Write out every entry exactly as given, but omit the pictures.

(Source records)
+===+

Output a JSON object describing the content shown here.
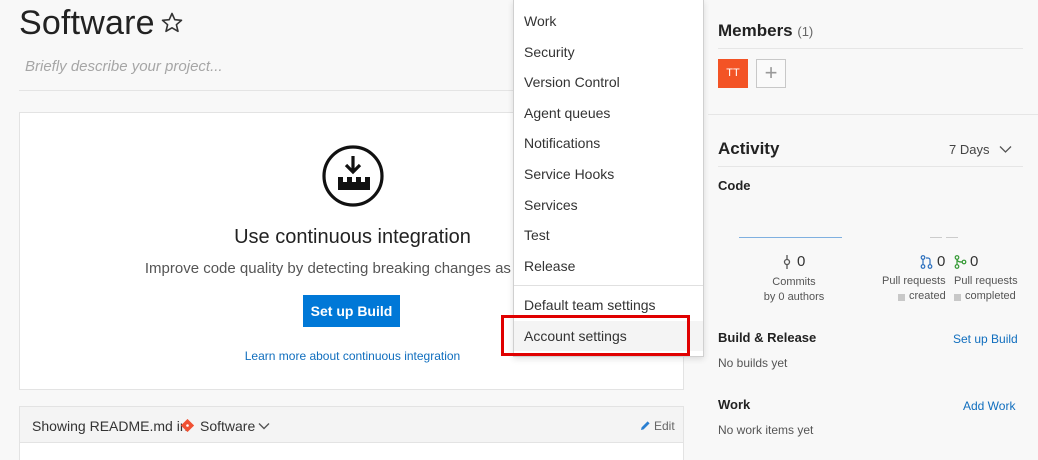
{
  "project": {
    "title": "Software",
    "description_placeholder": "Briefly describe your project..."
  },
  "ci_card": {
    "title": "Use continuous integration",
    "description": "Improve code quality by detecting breaking changes as soon a",
    "button_label": "Set up Build",
    "learn_more": "Learn more about continuous integration"
  },
  "readme": {
    "showing_label": "Showing README.md in",
    "repo_name": "Software",
    "edit_label": "Edit"
  },
  "settings_menu": {
    "items": [
      "Work",
      "Security",
      "Version Control",
      "Agent queues",
      "Notifications",
      "Service Hooks",
      "Services",
      "Test",
      "Release"
    ],
    "team_settings": "Default team settings",
    "account_settings": "Account settings"
  },
  "members": {
    "title": "Members",
    "count": "(1)",
    "avatar_initials": "TT",
    "add_symbol": "+"
  },
  "activity": {
    "title": "Activity",
    "range": "7 Days",
    "code_label": "Code",
    "commits": {
      "count": "0",
      "label_line1": "Commits",
      "label_line2": "by 0 authors"
    },
    "pr_created": {
      "count": "0",
      "label_line1": "Pull requests",
      "label_line2": "created"
    },
    "pr_completed": {
      "count": "0",
      "label_line1": "Pull requests",
      "label_line2": "completed"
    },
    "build_release": {
      "label": "Build & Release",
      "link": "Set up Build",
      "status": "No builds yet"
    },
    "work": {
      "label": "Work",
      "link": "Add Work",
      "status": "No work items yet"
    }
  },
  "colors": {
    "accent": "#0078d7",
    "avatar": "#f35325",
    "highlight": "#e00000",
    "git": "#f05133",
    "pr_completed": "#339933"
  },
  "icons": [
    "star-icon",
    "build-icon",
    "git-icon",
    "chevron-down-icon",
    "pencil-icon",
    "commit-icon",
    "pull-request-icon",
    "merge-icon"
  ]
}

+===+

■ **WORKED SOLUTION**
Output a JSON object describing the content shown here.
{
  "project": {
    "title": "Software",
    "description_placeholder": "Briefly describe your project..."
  },
  "ci_card": {
    "title": "Use continuous integration",
    "description": "Improve code quality by detecting breaking changes as soon a",
    "button_label": "Set up Build",
    "learn_more": "Learn more about continuous integration"
  },
  "readme": {
    "showing_label": "Showing README.md in",
    "repo_name": "Software",
    "edit_label": "Edit"
  },
  "settings_menu": {
    "items": [
      "Work",
      "Security",
      "Version Control",
      "Agent queues",
      "Notifications",
      "Service Hooks",
      "Services",
      "Test",
      "Release"
    ],
    "team_settings": "Default team settings",
    "account_settings": "Account settings"
  },
  "members": {
    "title": "Members",
    "count": "(1)",
    "avatar_initials": "TT",
    "add_symbol": "+"
  },
  "activity": {
    "title": "Activity",
    "range": "7 Days",
    "code_label": "Code",
    "commits": {
      "count": "0",
      "label_line1": "Commits",
      "label_line2": "by 0 authors"
    },
    "pr_created": {
      "count": "0",
      "label_line1": "Pull requests",
      "label_line2": "created"
    },
    "pr_completed": {
      "count": "0",
      "label_line1": "Pull requests",
      "label_line2": "completed"
    },
    "build_release": {
      "label": "Build & Release",
      "link": "Set up Build",
      "status": "No builds yet"
    },
    "work": {
      "label": "Work",
      "link": "Add Work",
      "status": "No work items yet"
    }
  },
  "colors": {
    "accent": "#0078d7",
    "avatar": "#f35325",
    "highlight": "#e00000",
    "git": "#f05133",
    "pr_completed": "#339933"
  },
  "icons": [
    "star-icon",
    "build-icon",
    "git-icon",
    "chevron-down-icon",
    "pencil-icon",
    "commit-icon",
    "pull-request-icon",
    "merge-icon"
  ]
}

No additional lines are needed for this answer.